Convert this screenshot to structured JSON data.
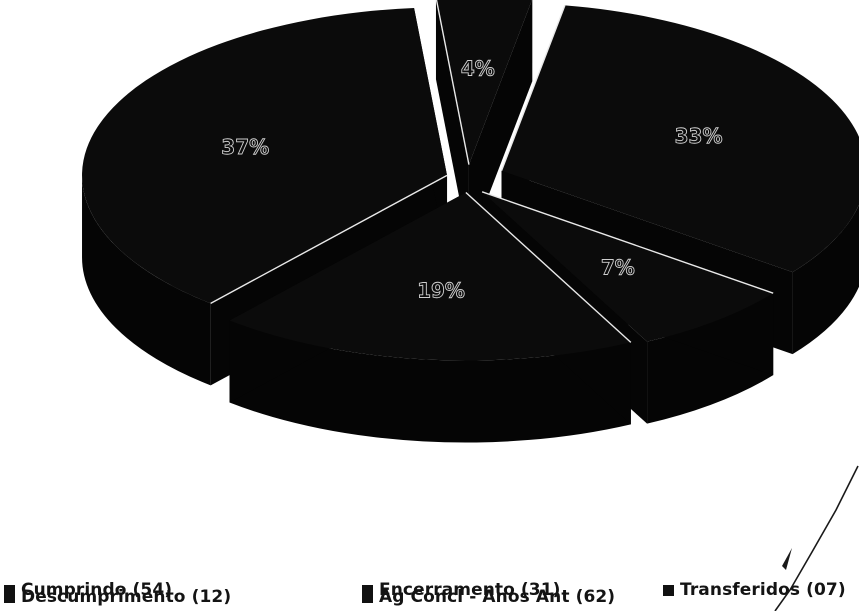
{
  "chart_data": {
    "type": "pie",
    "style": "3d-exploded",
    "title": "",
    "colors": {
      "slice_top": "#0b0b0b",
      "slice_side": "#050505",
      "separator": "#e9e9e9",
      "label_outline": "#cfcfcf",
      "background": "#ffffff"
    },
    "slices": [
      {
        "name": "Cumprindo (54)",
        "value": 54,
        "percent_label": "33%"
      },
      {
        "name": "Descumprimento (12)",
        "value": 12,
        "percent_label": "7%"
      },
      {
        "name": "Encerramento (31)",
        "value": 31,
        "percent_label": "19%"
      },
      {
        "name": "Ag  Concl  - Anos Ant  (62)",
        "value": 62,
        "percent_label": "37%"
      },
      {
        "name": "Transferidos (07)",
        "value": 7,
        "percent_label": "4%"
      }
    ],
    "legend": {
      "placement": "bottom",
      "items": [
        "Cumprindo (54)",
        "Encerramento (31)",
        "Transferidos (07)",
        "Descumprimento (12)",
        "Ag  Concl  - Anos Ant  (62)"
      ]
    }
  }
}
════════════════════
_Goal of the exercise_
Search the listing above for the string "Concl". Copy every line that contains it.

_Exercise response_
        "name": "Ag  Concl  - Anos Ant  (62)",
        "Ag  Concl  - Anos Ant  (62)"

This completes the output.